▶ _WRITTEN TASKS_:
[1] In the passage on phylogenetic software input formats, why might textual critics prefer TNT to PAUP* even though Hennig86 format is less flexible than NEXUS?
[2] Continue the passage on phylogenetic software input formats, picking up right after its final sentence.

The challenge is made more daunting by the variety of tools available for phylogenetic and other analyses, some of which expect inputs other than NEXUS files or NEXUS files augmented in different ways. For instance, the cladistic software PAUP*, which has historically been the tool of choice for text-critical applications that evaluate candidate trees using the criterion of maximum parsimony, reads inputs in NEXUS format [@swofford_paup_2003], but the TNT software, its main competitor among maximum parsimony-based programs, expects inputs in Hennig86 format [@farris_hennig86_1988; @gc_tnt_2016]. While Hennig86 format does not allow for as much flexibility in the input as NEXUS does (e.g., it does not support ambiguous character states that can be disambiguated as some states but not others), TNT’s extensive support for morphological state models makes it potentially more suitable for textual data, and textual critics may prefer it to PAUP*. In the same regime, Stephen C. Carlson’s STEMMA software, initially developed for the cladistic analysis of biblical texts known to be affected by contamination, makes substantial adaptations to the basic maximum-parsimony phylogenetic approach to account for this problem and other constraints common in a text-critical setting [@carlson_text_2015]; however, the input collation data must be provided in a STEMMA-specific format. Likewise, among programs that use the maximum likelihood criterion instead of maximum parsimony, IQ-TREE accepts inputs in NEXUS format [@mscswhl_iqtree_2020], but RAxML interfaces primarily with inputs in PHYLIP and FASTA format [@stamatakis_raxml_2014]. Finally, for phylogenetic programs that attempt to estimate the posterior distribution of candidate trees in a Bayesian fashion, MrBayes and BEAST2 both accept inputs in NEXUS format (or can convert NEXUS inputs to their standard input format), but they expect taxon dates (for the calibration of evolutionary clock models) to be specified in the NEXUS file in different code blocks [@rtmadhllsh_mrbayes_2012; @bouckaert_beast_2019].

▶ _COLLECTED DATA_:
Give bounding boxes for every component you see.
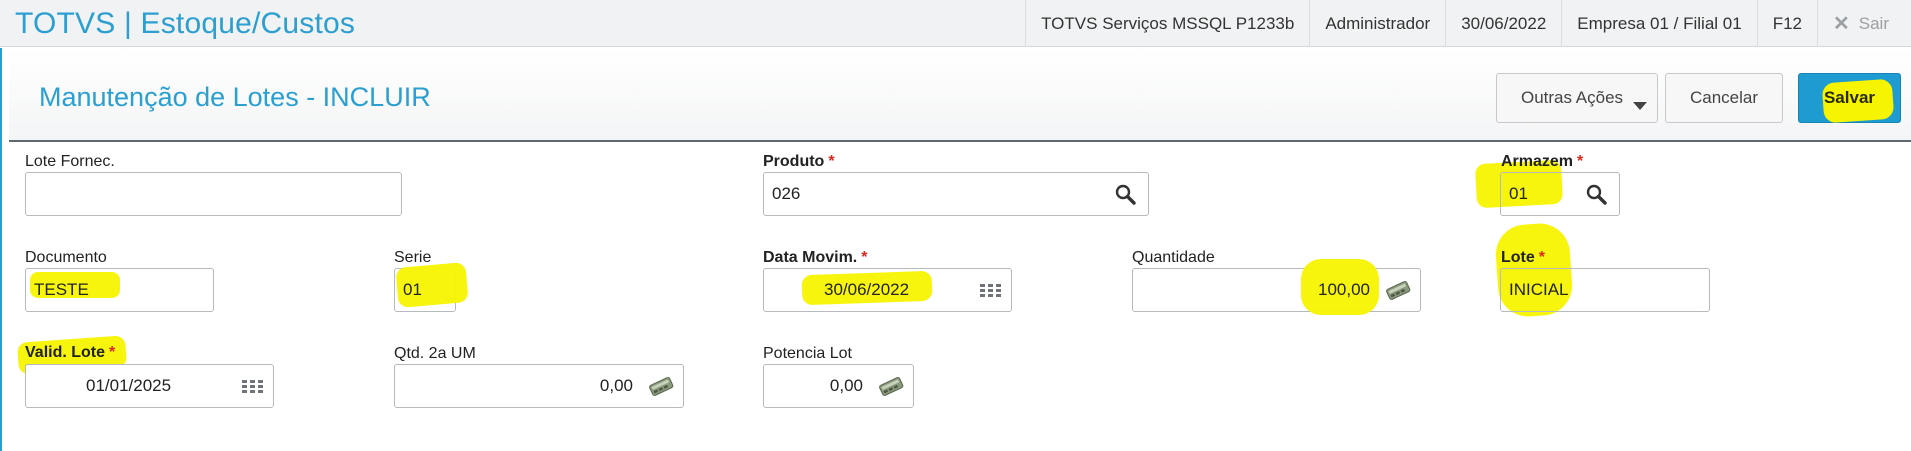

▶ _EXPECTED ANSWERS_:
[1] TNT has extensive support for morphological state models. According to the passage, that support makes TNT potentially more suitable for textual data, even though its Hennig86 input format lacks some of NEXUS's flexibility, such as ambiguous character states that can be disambiguated as some states but not others.

[2]
Furthermore, end users of textual collations may be interested in non-phylogenetic analyses. In this case, the desired input format is often not a NEXUS-style sequence alignment, but a collation matrix with a row for each variant reading and a column for each witness (or vice-versa). For Python machine-learning libraries like Scikit-learn [@pedregosa_scikit-learn_2011], NIMFA [@zb_nimfa_2012], and TensorFlow [@abadi_tensorflow_2015], the standard input format is a NumPy array [@numpy_2020], although Pandas DataFrames, which support row and column labels [@reback_pandas_2020; @mckinney_scipy_2010], may also be supported. (The latter format also extends the conversion pipeline to many other formats, including CSV, TSV, and Excel files; Pandas DataFrames can even write their contents to database tables.) To give an example, the text of the New Testament has served as a testbed for multiple analyses of this type, which have generally applied clustering and biclustering algorithms to collation matrices [@thorpe_multivariate2002; @willker_pca_2008; @baldwin_fa_2010; @finney_discover_2018; @mccollum_biclustering_2019]. Given the prevalence of efforts like these, the need for a means of converting TEI XML collations to NumPy collation matrices or labeled Pandas DataFrames is clear.
While the conversion process is a straightforward one for most collation data, various sources of ambiguity can make a one-to-one mapping of witnesses to readings impossible. One such source of ambiguity is lacunae, or gaps in the text due to erasure, faded ink, or damage to the page. Another is retroversions, or readings in the original language of the text reconstructed through the back-translation of subsequent versions of the text in other languages. Mechanisms for modeling ambiguous states resulting from situations like these exist in both TEI XML and NEXUS, and in both parsimony- and likelihood-based phylogenetic methods, ambiguities about the states at the leaves and even at the root of the tree can be encoded and leveraged in the inference process. For these reasons, it is imperative to ensure that these types of judgments, as well as other rich features from TEI XML, can be respected (and, where necessary, preserved) in the conversion process.
Collations should preserve as much detail as possible, including information on how certain types of data can be normalized and collapsed for analysis. Since one might want to conduct the same analysis at different levels of granularity, the underlying collation data should be available for use in any case, and only the output of the conversion should reflect changes in the desired level of detail. Likewise, as noted in the previous section, uncertainty about witnesses’ attestations should be encoded in the collation and preserved in the conversion of the collation.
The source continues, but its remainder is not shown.